■ **Short task**: Identify and reproduce every line holding the string "DOWN".

■ **Material for this exercise**:
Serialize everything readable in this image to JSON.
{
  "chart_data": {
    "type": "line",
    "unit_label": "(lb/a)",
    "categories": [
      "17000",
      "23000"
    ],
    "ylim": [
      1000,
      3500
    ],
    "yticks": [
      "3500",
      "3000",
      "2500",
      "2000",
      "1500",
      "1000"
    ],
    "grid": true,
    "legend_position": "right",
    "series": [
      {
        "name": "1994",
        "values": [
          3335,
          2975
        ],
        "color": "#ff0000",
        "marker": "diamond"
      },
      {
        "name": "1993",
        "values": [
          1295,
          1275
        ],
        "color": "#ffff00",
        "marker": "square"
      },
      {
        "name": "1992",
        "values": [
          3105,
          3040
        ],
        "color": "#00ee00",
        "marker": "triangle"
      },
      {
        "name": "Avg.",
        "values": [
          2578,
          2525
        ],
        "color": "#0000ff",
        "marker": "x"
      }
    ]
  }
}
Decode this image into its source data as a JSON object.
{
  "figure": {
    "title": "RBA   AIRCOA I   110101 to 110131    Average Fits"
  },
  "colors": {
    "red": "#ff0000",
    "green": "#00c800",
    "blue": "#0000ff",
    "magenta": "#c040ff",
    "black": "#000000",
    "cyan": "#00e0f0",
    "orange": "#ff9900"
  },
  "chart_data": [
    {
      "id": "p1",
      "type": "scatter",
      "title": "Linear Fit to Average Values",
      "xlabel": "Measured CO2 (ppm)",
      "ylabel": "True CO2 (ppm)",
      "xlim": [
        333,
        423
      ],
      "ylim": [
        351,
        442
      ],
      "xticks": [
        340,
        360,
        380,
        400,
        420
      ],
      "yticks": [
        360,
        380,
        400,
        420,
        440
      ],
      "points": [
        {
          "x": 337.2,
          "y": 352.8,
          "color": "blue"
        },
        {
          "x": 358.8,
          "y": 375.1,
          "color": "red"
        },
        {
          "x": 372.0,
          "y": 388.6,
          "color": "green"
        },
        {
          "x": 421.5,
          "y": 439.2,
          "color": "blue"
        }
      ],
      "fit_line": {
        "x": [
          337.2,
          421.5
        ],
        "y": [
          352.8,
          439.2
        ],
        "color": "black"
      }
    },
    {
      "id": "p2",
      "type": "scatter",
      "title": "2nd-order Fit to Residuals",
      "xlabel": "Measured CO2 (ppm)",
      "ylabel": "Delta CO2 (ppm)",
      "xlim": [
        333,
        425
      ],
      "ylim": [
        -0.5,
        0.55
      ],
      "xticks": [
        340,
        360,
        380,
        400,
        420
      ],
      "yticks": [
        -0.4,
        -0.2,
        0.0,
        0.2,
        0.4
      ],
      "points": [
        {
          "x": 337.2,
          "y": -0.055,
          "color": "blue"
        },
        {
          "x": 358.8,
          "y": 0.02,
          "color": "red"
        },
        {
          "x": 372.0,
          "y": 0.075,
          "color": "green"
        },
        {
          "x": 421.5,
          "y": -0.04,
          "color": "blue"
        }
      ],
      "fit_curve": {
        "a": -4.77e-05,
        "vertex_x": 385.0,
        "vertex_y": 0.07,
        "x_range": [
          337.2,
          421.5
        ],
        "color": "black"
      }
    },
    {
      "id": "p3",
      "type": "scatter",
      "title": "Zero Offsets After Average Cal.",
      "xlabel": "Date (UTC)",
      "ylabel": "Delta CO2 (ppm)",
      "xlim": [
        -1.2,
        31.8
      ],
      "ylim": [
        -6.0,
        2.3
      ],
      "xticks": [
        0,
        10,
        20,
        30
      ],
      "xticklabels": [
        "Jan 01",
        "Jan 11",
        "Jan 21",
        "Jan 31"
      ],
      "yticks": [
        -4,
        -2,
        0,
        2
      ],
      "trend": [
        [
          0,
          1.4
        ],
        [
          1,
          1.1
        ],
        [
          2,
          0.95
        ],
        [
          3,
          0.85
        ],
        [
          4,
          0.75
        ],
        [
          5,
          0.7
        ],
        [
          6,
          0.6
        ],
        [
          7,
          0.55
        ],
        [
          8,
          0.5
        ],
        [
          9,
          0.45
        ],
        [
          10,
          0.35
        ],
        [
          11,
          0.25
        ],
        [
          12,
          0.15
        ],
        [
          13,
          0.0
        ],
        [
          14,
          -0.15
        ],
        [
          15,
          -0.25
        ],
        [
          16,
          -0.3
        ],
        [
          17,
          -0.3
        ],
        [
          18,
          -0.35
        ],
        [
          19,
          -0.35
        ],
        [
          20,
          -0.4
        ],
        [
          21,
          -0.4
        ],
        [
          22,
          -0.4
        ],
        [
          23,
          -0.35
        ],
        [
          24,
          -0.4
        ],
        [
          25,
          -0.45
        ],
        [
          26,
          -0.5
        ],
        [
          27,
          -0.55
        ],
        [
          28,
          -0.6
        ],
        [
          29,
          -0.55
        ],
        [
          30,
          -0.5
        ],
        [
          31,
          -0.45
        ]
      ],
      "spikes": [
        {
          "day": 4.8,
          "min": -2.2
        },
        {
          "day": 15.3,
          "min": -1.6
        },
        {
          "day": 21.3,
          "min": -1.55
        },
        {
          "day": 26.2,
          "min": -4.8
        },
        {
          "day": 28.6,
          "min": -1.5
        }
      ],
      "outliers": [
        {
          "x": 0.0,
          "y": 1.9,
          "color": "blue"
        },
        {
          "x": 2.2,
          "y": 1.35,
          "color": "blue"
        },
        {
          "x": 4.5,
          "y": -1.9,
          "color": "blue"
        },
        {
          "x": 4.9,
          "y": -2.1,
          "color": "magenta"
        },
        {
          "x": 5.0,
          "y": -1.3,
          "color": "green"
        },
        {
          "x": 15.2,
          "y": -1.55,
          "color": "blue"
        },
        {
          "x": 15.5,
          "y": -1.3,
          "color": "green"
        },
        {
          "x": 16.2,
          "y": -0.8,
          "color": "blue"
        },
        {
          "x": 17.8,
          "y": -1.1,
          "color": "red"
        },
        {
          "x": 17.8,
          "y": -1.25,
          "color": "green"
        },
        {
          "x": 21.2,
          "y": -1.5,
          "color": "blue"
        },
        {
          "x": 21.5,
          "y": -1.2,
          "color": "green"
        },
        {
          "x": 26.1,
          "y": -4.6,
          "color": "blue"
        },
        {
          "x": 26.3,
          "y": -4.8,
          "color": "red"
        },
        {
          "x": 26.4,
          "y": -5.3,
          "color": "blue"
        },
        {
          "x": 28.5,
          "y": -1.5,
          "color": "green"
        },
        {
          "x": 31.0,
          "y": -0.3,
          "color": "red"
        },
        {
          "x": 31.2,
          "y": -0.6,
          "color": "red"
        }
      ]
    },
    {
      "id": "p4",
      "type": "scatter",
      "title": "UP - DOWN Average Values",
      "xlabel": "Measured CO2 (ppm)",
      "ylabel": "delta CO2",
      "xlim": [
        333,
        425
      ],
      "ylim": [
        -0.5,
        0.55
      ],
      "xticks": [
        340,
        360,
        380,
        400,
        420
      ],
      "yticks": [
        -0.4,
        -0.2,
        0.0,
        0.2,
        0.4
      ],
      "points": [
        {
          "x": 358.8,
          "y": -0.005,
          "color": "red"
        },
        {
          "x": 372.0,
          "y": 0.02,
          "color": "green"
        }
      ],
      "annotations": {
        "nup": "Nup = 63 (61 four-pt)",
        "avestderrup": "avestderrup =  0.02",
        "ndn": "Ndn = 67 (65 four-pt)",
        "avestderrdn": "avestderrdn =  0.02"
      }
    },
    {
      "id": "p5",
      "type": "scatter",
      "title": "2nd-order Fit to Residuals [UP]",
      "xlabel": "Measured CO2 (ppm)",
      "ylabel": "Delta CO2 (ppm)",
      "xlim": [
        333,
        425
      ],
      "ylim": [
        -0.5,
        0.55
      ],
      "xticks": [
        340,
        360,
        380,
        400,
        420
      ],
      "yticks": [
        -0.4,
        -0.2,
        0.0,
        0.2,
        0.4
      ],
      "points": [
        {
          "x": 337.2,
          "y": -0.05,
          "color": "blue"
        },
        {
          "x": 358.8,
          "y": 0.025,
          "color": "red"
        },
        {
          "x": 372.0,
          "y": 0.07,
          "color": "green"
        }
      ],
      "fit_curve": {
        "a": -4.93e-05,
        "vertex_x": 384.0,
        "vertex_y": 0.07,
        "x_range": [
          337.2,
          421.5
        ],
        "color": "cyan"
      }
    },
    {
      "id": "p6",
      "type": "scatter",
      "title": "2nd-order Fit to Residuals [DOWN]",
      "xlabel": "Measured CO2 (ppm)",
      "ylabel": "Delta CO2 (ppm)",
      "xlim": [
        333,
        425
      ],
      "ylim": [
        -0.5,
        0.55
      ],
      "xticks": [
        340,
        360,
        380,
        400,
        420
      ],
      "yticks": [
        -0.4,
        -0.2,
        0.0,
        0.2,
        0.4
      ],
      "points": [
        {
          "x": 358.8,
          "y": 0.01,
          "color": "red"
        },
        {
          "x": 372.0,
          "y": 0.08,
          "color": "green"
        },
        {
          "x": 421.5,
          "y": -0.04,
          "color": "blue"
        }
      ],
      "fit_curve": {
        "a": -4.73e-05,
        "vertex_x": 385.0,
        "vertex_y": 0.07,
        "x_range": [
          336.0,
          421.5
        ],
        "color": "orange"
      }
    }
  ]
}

■ **Full output**:
      "title": "UP - DOWN Average Values",
      "title": "2nd-order Fit to Residuals [DOWN]",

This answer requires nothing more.